* **Extracted data entries**:
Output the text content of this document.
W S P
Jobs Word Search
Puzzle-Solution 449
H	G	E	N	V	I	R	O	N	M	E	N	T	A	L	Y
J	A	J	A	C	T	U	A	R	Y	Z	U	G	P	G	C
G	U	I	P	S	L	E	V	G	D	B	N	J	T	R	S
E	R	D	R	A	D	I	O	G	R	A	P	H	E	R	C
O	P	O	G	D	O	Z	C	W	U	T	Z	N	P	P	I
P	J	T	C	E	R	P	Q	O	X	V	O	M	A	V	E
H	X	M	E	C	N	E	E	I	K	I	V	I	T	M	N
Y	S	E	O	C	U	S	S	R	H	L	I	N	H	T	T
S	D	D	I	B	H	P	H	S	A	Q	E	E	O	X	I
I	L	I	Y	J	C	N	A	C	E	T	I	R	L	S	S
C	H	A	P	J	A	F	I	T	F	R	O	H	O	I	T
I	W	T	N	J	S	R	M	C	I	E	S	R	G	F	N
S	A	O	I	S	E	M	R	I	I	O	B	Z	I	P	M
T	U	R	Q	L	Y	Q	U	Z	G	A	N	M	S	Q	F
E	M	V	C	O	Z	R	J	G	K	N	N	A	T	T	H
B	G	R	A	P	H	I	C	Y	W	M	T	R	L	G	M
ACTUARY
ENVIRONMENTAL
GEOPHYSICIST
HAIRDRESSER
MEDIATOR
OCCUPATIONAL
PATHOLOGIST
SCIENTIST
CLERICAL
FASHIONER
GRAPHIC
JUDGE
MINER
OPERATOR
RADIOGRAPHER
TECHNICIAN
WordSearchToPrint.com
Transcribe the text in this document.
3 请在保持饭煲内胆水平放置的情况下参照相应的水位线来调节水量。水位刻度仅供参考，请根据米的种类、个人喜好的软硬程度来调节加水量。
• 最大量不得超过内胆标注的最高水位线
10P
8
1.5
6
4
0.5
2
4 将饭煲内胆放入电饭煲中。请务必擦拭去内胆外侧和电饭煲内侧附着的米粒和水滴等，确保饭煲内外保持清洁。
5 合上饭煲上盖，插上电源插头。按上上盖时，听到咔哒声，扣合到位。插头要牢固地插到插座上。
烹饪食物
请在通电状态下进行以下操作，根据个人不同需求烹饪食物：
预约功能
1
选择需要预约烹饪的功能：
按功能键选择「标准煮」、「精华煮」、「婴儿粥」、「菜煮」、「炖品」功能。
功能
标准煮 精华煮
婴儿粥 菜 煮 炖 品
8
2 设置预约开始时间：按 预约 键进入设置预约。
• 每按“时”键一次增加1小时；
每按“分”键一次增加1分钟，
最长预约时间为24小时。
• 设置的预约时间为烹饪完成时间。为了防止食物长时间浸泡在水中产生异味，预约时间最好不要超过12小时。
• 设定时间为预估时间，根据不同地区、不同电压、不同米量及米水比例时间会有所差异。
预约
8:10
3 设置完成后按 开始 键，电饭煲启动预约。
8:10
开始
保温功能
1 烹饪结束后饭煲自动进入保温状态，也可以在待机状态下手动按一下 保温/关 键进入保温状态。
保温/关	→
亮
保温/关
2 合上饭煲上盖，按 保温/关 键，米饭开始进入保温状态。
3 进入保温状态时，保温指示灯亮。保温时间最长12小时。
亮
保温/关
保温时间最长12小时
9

* **Task to carry out**: Copy every line above that holds the word "合上饭煲上盖".

* **Problem solution**:
5 合上饭煲上盖，插上电源插头。按上上盖时，听到咔哒声，扣合到位。插头要牢固地插到插座上。
2 合上饭煲上盖，按 保温/关 键，米饭开始进入保温状态。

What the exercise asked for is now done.